Dataset content start

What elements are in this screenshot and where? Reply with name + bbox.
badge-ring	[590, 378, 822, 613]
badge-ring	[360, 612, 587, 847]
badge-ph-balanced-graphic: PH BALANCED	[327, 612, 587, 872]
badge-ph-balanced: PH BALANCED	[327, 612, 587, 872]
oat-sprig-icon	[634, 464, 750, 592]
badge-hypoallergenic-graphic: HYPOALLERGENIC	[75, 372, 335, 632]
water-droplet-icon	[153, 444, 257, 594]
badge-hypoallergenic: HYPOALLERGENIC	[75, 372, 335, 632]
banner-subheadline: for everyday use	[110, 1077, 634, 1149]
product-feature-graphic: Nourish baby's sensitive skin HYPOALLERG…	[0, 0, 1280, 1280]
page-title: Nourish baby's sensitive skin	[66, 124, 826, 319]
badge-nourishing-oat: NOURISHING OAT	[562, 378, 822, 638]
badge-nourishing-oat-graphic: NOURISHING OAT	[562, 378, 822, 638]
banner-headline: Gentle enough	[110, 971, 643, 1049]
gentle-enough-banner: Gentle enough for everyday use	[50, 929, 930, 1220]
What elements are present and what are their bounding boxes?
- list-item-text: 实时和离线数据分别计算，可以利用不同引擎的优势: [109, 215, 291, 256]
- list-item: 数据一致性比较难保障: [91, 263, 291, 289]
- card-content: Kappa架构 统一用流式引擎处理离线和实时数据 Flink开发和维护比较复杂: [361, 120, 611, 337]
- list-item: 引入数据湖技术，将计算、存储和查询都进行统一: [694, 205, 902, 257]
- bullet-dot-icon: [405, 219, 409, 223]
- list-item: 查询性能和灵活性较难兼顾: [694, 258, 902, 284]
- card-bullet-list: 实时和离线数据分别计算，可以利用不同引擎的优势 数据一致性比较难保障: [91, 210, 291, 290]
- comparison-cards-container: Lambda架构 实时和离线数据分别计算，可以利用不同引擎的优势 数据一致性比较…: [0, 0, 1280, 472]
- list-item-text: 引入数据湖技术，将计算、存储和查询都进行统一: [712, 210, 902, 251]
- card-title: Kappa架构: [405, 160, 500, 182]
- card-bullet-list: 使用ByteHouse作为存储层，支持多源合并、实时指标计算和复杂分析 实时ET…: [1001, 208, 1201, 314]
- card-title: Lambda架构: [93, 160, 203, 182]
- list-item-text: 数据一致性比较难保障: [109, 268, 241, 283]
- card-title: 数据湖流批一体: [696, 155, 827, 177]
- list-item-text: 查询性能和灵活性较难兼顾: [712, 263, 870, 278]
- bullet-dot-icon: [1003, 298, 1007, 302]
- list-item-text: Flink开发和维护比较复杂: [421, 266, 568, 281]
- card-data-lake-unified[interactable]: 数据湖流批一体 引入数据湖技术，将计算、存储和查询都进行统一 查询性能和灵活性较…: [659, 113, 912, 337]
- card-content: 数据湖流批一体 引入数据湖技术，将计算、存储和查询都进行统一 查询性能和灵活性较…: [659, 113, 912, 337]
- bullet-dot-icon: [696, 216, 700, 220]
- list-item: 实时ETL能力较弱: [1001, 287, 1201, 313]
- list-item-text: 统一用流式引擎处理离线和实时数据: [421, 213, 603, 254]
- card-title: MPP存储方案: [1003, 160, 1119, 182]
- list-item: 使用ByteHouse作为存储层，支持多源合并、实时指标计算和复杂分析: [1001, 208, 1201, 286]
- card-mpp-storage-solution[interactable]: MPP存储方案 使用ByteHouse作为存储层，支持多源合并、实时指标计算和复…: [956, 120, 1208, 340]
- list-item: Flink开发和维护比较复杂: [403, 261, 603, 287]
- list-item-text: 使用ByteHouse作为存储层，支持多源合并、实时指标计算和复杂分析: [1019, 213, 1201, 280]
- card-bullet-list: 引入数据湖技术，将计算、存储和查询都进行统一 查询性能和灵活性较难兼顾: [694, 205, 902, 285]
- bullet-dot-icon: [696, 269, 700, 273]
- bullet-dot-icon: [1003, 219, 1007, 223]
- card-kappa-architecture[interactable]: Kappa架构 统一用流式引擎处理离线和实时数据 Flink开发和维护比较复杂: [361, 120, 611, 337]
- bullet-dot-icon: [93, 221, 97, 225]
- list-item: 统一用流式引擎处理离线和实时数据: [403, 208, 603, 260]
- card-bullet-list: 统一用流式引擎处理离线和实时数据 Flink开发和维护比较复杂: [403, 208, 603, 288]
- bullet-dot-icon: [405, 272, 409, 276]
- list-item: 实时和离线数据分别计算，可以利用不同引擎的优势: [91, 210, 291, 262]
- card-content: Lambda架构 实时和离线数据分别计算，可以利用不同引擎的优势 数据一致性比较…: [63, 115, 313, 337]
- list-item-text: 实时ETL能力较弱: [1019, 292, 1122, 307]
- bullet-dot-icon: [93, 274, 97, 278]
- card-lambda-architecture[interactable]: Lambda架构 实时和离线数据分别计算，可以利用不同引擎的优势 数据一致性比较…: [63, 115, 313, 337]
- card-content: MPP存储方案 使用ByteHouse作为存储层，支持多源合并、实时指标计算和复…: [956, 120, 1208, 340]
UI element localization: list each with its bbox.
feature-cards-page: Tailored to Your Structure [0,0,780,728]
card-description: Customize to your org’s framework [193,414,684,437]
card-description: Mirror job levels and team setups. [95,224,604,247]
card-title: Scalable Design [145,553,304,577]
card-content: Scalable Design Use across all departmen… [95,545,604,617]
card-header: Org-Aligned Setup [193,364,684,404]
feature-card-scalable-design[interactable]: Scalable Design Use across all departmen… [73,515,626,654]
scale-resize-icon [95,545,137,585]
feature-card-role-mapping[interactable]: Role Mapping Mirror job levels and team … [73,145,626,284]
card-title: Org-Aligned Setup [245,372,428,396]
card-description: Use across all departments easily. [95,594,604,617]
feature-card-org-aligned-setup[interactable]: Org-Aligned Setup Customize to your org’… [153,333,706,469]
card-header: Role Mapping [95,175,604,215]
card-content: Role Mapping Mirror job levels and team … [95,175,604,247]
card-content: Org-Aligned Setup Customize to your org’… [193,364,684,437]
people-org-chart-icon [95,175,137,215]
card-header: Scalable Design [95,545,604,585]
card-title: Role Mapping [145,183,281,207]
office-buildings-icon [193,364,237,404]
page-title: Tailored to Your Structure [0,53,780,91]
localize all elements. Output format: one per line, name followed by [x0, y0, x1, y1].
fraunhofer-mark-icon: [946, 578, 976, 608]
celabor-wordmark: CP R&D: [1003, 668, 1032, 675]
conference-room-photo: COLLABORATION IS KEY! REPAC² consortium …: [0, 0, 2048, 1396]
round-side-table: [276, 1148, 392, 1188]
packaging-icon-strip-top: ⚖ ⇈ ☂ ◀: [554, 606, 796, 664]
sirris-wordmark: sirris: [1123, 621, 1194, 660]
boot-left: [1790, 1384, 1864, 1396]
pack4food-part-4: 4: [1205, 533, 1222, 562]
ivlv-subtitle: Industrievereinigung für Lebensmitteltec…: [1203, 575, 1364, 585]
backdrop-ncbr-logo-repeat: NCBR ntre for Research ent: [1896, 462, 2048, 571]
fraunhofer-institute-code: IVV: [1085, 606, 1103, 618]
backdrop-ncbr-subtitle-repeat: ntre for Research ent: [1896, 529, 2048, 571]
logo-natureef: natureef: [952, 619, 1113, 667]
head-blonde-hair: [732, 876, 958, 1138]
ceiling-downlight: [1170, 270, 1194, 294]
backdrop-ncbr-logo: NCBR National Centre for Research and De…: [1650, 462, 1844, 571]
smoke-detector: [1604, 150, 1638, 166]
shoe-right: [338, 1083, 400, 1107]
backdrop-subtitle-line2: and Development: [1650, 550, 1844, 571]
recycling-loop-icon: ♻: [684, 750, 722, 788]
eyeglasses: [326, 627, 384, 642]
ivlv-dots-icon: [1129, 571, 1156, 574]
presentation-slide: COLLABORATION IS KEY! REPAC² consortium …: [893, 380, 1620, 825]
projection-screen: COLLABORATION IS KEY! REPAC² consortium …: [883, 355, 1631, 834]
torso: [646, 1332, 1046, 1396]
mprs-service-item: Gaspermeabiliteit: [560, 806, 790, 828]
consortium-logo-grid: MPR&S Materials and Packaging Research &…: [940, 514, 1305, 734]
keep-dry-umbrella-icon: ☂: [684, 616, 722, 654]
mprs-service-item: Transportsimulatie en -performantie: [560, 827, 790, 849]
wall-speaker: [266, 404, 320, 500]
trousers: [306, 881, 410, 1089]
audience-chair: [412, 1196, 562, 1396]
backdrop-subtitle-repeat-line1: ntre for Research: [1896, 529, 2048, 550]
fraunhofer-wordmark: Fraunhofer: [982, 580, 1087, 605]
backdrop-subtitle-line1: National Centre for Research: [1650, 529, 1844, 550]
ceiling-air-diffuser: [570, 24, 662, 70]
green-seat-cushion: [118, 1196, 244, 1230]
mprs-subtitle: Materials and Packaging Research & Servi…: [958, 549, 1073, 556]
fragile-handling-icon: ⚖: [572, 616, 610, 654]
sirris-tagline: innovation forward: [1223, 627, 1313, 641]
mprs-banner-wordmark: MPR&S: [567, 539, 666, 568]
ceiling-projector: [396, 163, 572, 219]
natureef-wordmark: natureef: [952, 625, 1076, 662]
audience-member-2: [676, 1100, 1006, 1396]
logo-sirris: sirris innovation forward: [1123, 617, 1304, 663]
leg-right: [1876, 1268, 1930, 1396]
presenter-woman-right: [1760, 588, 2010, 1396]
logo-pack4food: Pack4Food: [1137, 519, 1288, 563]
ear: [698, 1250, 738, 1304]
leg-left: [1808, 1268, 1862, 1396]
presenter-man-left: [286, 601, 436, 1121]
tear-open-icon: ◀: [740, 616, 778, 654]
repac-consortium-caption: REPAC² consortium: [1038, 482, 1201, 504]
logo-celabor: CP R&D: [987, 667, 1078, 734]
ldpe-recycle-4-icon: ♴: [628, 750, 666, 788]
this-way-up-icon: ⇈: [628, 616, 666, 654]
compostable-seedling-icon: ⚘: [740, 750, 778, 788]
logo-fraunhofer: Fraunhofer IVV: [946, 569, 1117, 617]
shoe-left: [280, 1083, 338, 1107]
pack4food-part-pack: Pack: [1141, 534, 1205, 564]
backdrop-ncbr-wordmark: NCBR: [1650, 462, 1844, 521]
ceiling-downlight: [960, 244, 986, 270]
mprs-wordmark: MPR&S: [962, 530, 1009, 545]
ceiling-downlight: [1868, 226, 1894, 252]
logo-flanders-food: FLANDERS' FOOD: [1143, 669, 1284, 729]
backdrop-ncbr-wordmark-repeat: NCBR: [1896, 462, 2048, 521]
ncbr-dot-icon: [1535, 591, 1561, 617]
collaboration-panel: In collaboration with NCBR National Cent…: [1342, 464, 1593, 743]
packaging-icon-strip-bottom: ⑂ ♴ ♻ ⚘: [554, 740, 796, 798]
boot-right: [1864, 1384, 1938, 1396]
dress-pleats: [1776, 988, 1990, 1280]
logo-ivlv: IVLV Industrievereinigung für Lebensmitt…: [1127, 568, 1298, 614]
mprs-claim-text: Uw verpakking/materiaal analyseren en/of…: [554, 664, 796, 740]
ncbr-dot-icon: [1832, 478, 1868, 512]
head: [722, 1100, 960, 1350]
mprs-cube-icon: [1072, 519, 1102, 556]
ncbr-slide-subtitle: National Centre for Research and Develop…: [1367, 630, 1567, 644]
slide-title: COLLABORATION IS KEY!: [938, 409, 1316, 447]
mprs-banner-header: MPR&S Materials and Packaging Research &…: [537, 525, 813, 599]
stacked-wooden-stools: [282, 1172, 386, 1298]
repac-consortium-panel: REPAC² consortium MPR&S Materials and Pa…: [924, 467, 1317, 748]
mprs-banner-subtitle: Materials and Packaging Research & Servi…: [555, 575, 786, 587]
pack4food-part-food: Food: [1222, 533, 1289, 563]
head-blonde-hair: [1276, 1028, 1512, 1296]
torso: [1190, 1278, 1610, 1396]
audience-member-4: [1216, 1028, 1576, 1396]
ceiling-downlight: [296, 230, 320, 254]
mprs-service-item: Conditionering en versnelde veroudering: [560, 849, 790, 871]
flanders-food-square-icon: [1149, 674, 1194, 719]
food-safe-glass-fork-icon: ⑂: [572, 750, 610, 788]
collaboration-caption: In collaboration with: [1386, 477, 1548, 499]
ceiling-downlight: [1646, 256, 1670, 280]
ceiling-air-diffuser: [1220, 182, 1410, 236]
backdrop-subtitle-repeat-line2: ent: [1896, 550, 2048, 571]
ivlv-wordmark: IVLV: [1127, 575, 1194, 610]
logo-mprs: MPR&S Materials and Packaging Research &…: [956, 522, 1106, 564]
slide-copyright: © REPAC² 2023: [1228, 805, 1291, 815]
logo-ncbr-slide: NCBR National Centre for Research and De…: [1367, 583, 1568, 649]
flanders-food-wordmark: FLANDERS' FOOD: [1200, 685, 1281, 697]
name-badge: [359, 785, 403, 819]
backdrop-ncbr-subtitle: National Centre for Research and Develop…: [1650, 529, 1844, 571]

Dataset content end

Reproduce the records from the first line through the line containing "- list-item-text: Flink开发和维护比较复杂: [421, 266, 568, 281]", changing each "bullet-dot-icon" to "bullet-marker-icon" and keeping every other part as it is.

What elements are in this screenshot and where? Reply with name + bbox.
badge-ring	[590, 378, 822, 613]
badge-ring	[360, 612, 587, 847]
badge-ph-balanced-graphic: PH BALANCED	[327, 612, 587, 872]
badge-ph-balanced: PH BALANCED	[327, 612, 587, 872]
oat-sprig-icon	[634, 464, 750, 592]
badge-hypoallergenic-graphic: HYPOALLERGENIC	[75, 372, 335, 632]
water-droplet-icon	[153, 444, 257, 594]
badge-hypoallergenic: HYPOALLERGENIC	[75, 372, 335, 632]
banner-subheadline: for everyday use	[110, 1077, 634, 1149]
product-feature-graphic: Nourish baby's sensitive skin HYPOALLERG…	[0, 0, 1280, 1280]
page-title: Nourish baby's sensitive skin	[66, 124, 826, 319]
badge-nourishing-oat: NOURISHING OAT	[562, 378, 822, 638]
badge-nourishing-oat-graphic: NOURISHING OAT	[562, 378, 822, 638]
banner-headline: Gentle enough	[110, 971, 643, 1049]
gentle-enough-banner: Gentle enough for everyday use	[50, 929, 930, 1220]
What elements are present and what are their bounding boxes?
- list-item-text: 实时和离线数据分别计算，可以利用不同引擎的优势: [109, 215, 291, 256]
- list-item: 数据一致性比较难保障: [91, 263, 291, 289]
- card-content: Kappa架构 统一用流式引擎处理离线和实时数据 Flink开发和维护比较复杂: [361, 120, 611, 337]
- list-item: 引入数据湖技术，将计算、存储和查询都进行统一: [694, 205, 902, 257]
- bullet-marker-icon: [405, 219, 409, 223]
- list-item: 查询性能和灵活性较难兼顾: [694, 258, 902, 284]
- card-bullet-list: 实时和离线数据分别计算，可以利用不同引擎的优势 数据一致性比较难保障: [91, 210, 291, 290]
- comparison-cards-container: Lambda架构 实时和离线数据分别计算，可以利用不同引擎的优势 数据一致性比较…: [0, 0, 1280, 472]
- list-item-text: 引入数据湖技术，将计算、存储和查询都进行统一: [712, 210, 902, 251]
- card-title: Kappa架构: [405, 160, 500, 182]
- card-bullet-list: 使用ByteHouse作为存储层，支持多源合并、实时指标计算和复杂分析 实时ET…: [1001, 208, 1201, 314]
- card-title: Lambda架构: [93, 160, 203, 182]
- list-item-text: 数据一致性比较难保障: [109, 268, 241, 283]
- card-title: 数据湖流批一体: [696, 155, 827, 177]
- list-item-text: 查询性能和灵活性较难兼顾: [712, 263, 870, 278]
- bullet-marker-icon: [1003, 298, 1007, 302]
- list-item-text: Flink开发和维护比较复杂: [421, 266, 568, 281]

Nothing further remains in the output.